*Exercise prompt*. Reproduce the whole listing that follows, character for character, and drop the images.

*Material provided*.
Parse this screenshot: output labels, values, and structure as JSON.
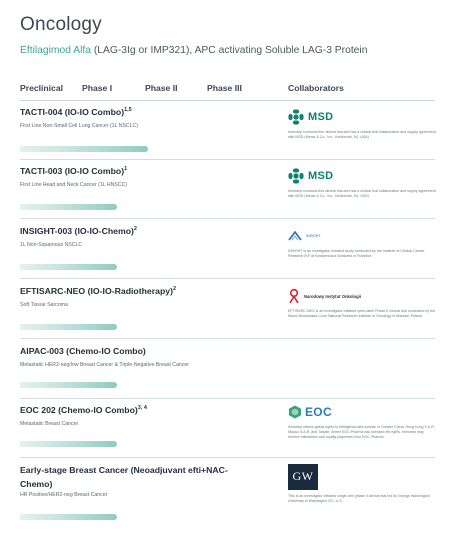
{
  "page": {
    "title": "Oncology",
    "subtitle_accent": "Eftilagimod Alfa",
    "subtitle_rest": " (LAG-3Ig or IMP321), APC activating Soluble LAG-3 Protein"
  },
  "columns": [
    "Preclinical",
    "Phase I",
    "Phase II",
    "Phase III",
    "Collaborators"
  ],
  "colors": {
    "accent": "#3fa597",
    "bar_light": "#e4f1ee",
    "bar_dark": "#8fcbbf",
    "msd_green": "#0e7f72",
    "eoc_blue": "#2e7cb6"
  },
  "trials": [
    {
      "name": "TACTI-004 (IO-IO Combo)",
      "sup": "1,5",
      "indication": "First Line Non-Small Cell Lung Cancer (1L NSCLC)",
      "progress": 0.55,
      "collaborator": {
        "logo": "MSD",
        "icon": "msd-logo-icon",
        "note": "Immutep conducts this clinical trial and has a clinical trial collaboration and supply agreement with MSD (Merck & Co., Inc., Kenilworth, NJ, USA)"
      }
    },
    {
      "name": "TACTI-003 (IO-IO Combo)",
      "sup": "1",
      "indication": "First Line Head and Neck Cancer (1L HNSCC)",
      "progress": 0.42,
      "collaborator": {
        "logo": "MSD",
        "icon": "msd-logo-icon",
        "note": "Immutep conducts this clinical trial and has a clinical trial collaboration and supply agreement with MSD (Merck & Co., Inc., Kenilworth, NJ, USA)"
      }
    },
    {
      "name": "INSIGHT-003 (IO-IO-Chemo)",
      "sup": "2",
      "indication": "1L Non-Squamous NSCLC",
      "progress": 0.42,
      "collaborator": {
        "logo": "INSIGHT",
        "icon": "ikf-logo-icon",
        "note": "INSIGHT is an investigator initiated study conducted by the Institute of Clinical Cancer Research IKF at Krankenhaus Nordwest in Frankfurt."
      }
    },
    {
      "name": "EFTISARC-NEO (IO-IO-Radiotherapy)",
      "sup": "2",
      "indication": "Soft Tissue Sarcoma",
      "progress": 0.42,
      "collaborator": {
        "logo": "Narodowy Instytut Onkologii",
        "icon": "nio-logo-icon",
        "note": "EFTISARC-NEO is an investigator-initiated open-label Phase II clinical trial conducted by the Maria Sklodowska-Curie National Research Institute of Oncology in Warsaw, Poland."
      }
    },
    {
      "name": "AIPAC-003 (Chemo-IO Combo)",
      "sup": "",
      "indication": "Metastatic HER2-neg/low Breast Cancer & Triple-Negative Breast Cancer",
      "progress": 0.42,
      "collaborator": null
    },
    {
      "name": "EOC 202 (Chemo-IO Combo)",
      "sup": "3, 4",
      "indication": "Metastatic Breast Cancer",
      "progress": 0.42,
      "collaborator": {
        "logo": "EOC",
        "icon": "eoc-logo-icon",
        "note": "Immutep retains global rights to eftilagimod alfa outside of Greater China. Hong Kong S.A.R. Macau S.A.R. and Taiwan, where EOC Pharma has licensed efti rights. Immutep may receive milestones and royalty payments from EOC Pharma."
      }
    },
    {
      "name": "Early-stage Breast Cancer (Neoadjuvant efti+NAC-Chemo)",
      "sup": "",
      "indication": "HR Positive/HER2-neg Breast Cancer",
      "progress": 0.42,
      "collaborator": {
        "logo": "GW",
        "icon": "gw-logo-icon",
        "note": "This is an investigator initiated single-arm phase II clinical trial led by George Washington University in Washington DC, U.S."
      }
    }
  ]
}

*Answer for the task*.
Parse this screenshot: output labels, values, and structure as JSON.
{
  "page": {
    "title": "Oncology",
    "subtitle_accent": "Eftilagimod Alfa",
    "subtitle_rest": " (LAG-3Ig or IMP321), APC activating Soluble LAG-3 Protein"
  },
  "columns": [
    "Preclinical",
    "Phase I",
    "Phase II",
    "Phase III",
    "Collaborators"
  ],
  "colors": {
    "accent": "#3fa597",
    "bar_light": "#e4f1ee",
    "bar_dark": "#8fcbbf",
    "msd_green": "#0e7f72",
    "eoc_blue": "#2e7cb6"
  },
  "trials": [
    {
      "name": "TACTI-004 (IO-IO Combo)",
      "sup": "1,5",
      "indication": "First Line Non-Small Cell Lung Cancer (1L NSCLC)",
      "progress": 0.55,
      "collaborator": {
        "logo": "MSD",
        "icon": "msd-logo-icon",
        "note": "Immutep conducts this clinical trial and has a clinical trial collaboration and supply agreement with MSD (Merck & Co., Inc., Kenilworth, NJ, USA)"
      }
    },
    {
      "name": "TACTI-003 (IO-IO Combo)",
      "sup": "1",
      "indication": "First Line Head and Neck Cancer (1L HNSCC)",
      "progress": 0.42,
      "collaborator": {
        "logo": "MSD",
        "icon": "msd-logo-icon",
        "note": "Immutep conducts this clinical trial and has a clinical trial collaboration and supply agreement with MSD (Merck & Co., Inc., Kenilworth, NJ, USA)"
      }
    },
    {
      "name": "INSIGHT-003 (IO-IO-Chemo)",
      "sup": "2",
      "indication": "1L Non-Squamous NSCLC",
      "progress": 0.42,
      "collaborator": {
        "logo": "INSIGHT",
        "icon": "ikf-logo-icon",
        "note": "INSIGHT is an investigator initiated study conducted by the Institute of Clinical Cancer Research IKF at Krankenhaus Nordwest in Frankfurt."
      }
    },
    {
      "name": "EFTISARC-NEO (IO-IO-Radiotherapy)",
      "sup": "2",
      "indication": "Soft Tissue Sarcoma",
      "progress": 0.42,
      "collaborator": {
        "logo": "Narodowy Instytut Onkologii",
        "icon": "nio-logo-icon",
        "note": "EFTISARC-NEO is an investigator-initiated open-label Phase II clinical trial conducted by the Maria Sklodowska-Curie National Research Institute of Oncology in Warsaw, Poland."
      }
    },
    {
      "name": "AIPAC-003 (Chemo-IO Combo)",
      "sup": "",
      "indication": "Metastatic HER2-neg/low Breast Cancer & Triple-Negative Breast Cancer",
      "progress": 0.42,
      "collaborator": null
    },
    {
      "name": "EOC 202 (Chemo-IO Combo)",
      "sup": "3, 4",
      "indication": "Metastatic Breast Cancer",
      "progress": 0.42,
      "collaborator": {
        "logo": "EOC",
        "icon": "eoc-logo-icon",
        "note": "Immutep retains global rights to eftilagimod alfa outside of Greater China. Hong Kong S.A.R. Macau S.A.R. and Taiwan, where EOC Pharma has licensed efti rights. Immutep may receive milestones and royalty payments from EOC Pharma."
      }
    },
    {
      "name": "Early-stage Breast Cancer (Neoadjuvant efti+NAC-Chemo)",
      "sup": "",
      "indication": "HR Positive/HER2-neg Breast Cancer",
      "progress": 0.42,
      "collaborator": {
        "logo": "GW",
        "icon": "gw-logo-icon",
        "note": "This is an investigator initiated single-arm phase II clinical trial led by George Washington University in Washington DC, U.S."
      }
    }
  ]
}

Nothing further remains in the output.